Would it be possible to write out each entry below exactly, without the pictures?
★ ★ ★ ★ ★
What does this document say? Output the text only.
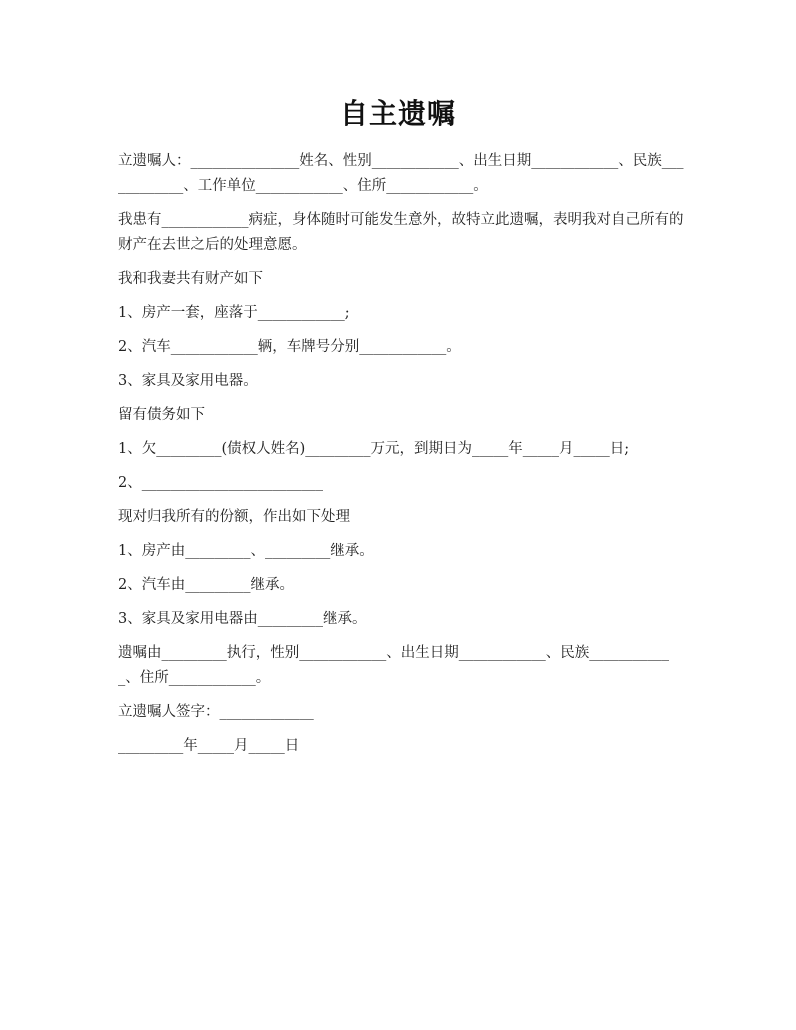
自主遗嘱

立遗嘱人：_______________姓名、性别____________、出生日期____________、民族____________、工作单位____________、住所____________。

我患有____________病症，身体随时可能发生意外，故特立此遗嘱，表明我对自己所有的财产在去世之后的处理意愿。

我和我妻共有财产如下

1、房产一套，座落于____________;

2、汽车____________辆，车牌号分别____________。

3、家具及家用电器。

留有债务如下

1、欠_________(债权人姓名)_________万元，到期日为_____年_____月_____日;

2、_________________________

现对归我所有的份额，作出如下处理

1、房产由_________、_________继承。

2、汽车由_________继承。

3、家具及家用电器由_________继承。

遗嘱由_________执行，性别____________、出生日期____________、民族____________、住所____________。

立遗嘱人签字：_____________

_________年_____月_____日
★ ★ ★ ★ ★
▶ Exercise result:
What does this document say? Output the text only.
自主遗嘱

立遗嘱人：_______________姓名、性别____________、出生日期____________、民族____________、工作单位____________、住所____________。

我患有____________病症，身体随时可能发生意外，故特立此遗嘱，表明我对自己所有的财产在去世之后的处理意愿。

我和我妻共有财产如下

1、房产一套，座落于____________;

2、汽车____________辆，车牌号分别____________。

3、家具及家用电器。

留有债务如下

1、欠_________(债权人姓名)_________万元，到期日为_____年_____月_____日;

2、_________________________

现对归我所有的份额，作出如下处理

1、房产由_________、_________继承。

2、汽车由_________继承。

3、家具及家用电器由_________继承。

遗嘱由_________执行，性别____________、出生日期____________、民族____________、住所____________。

立遗嘱人签字：_____________

_________年_____月_____日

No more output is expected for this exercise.